>> BEGIN

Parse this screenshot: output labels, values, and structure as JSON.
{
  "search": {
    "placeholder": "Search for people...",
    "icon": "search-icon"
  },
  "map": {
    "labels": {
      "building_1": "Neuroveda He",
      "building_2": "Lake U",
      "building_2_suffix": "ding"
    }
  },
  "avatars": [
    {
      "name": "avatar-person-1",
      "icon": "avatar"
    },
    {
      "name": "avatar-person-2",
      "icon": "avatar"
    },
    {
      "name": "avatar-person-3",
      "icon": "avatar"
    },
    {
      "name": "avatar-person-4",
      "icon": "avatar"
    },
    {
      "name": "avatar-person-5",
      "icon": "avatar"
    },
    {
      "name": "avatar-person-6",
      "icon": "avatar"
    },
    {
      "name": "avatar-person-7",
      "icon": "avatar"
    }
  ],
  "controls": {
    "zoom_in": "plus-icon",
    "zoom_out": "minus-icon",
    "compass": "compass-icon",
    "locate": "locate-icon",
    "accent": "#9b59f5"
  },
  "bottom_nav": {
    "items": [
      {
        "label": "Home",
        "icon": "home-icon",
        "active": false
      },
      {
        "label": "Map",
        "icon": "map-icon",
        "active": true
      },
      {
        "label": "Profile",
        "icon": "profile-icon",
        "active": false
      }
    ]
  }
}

>> END

To be done => Copy out the whole listing exactly.

Response to the task =>
Parse this screenshot: output labels, values, and structure as JSON.
{
  "search": {
    "placeholder": "Search for people...",
    "icon": "search-icon"
  },
  "map": {
    "labels": {
      "building_1": "Neuroveda He",
      "building_2": "Lake U",
      "building_2_suffix": "ding"
    }
  },
  "avatars": [
    {
      "name": "avatar-person-1",
      "icon": "avatar"
    },
    {
      "name": "avatar-person-2",
      "icon": "avatar"
    },
    {
      "name": "avatar-person-3",
      "icon": "avatar"
    },
    {
      "name": "avatar-person-4",
      "icon": "avatar"
    },
    {
      "name": "avatar-person-5",
      "icon": "avatar"
    },
    {
      "name": "avatar-person-6",
      "icon": "avatar"
    },
    {
      "name": "avatar-person-7",
      "icon": "avatar"
    }
  ],
  "controls": {
    "zoom_in": "plus-icon",
    "zoom_out": "minus-icon",
    "compass": "compass-icon",
    "locate": "locate-icon",
    "accent": "#9b59f5"
  },
  "bottom_nav": {
    "items": [
      {
        "label": "Home",
        "icon": "home-icon",
        "active": false
      },
      {
        "label": "Map",
        "icon": "map-icon",
        "active": true
      },
      {
        "label": "Profile",
        "icon": "profile-icon",
        "active": false
      }
    ]
  }
}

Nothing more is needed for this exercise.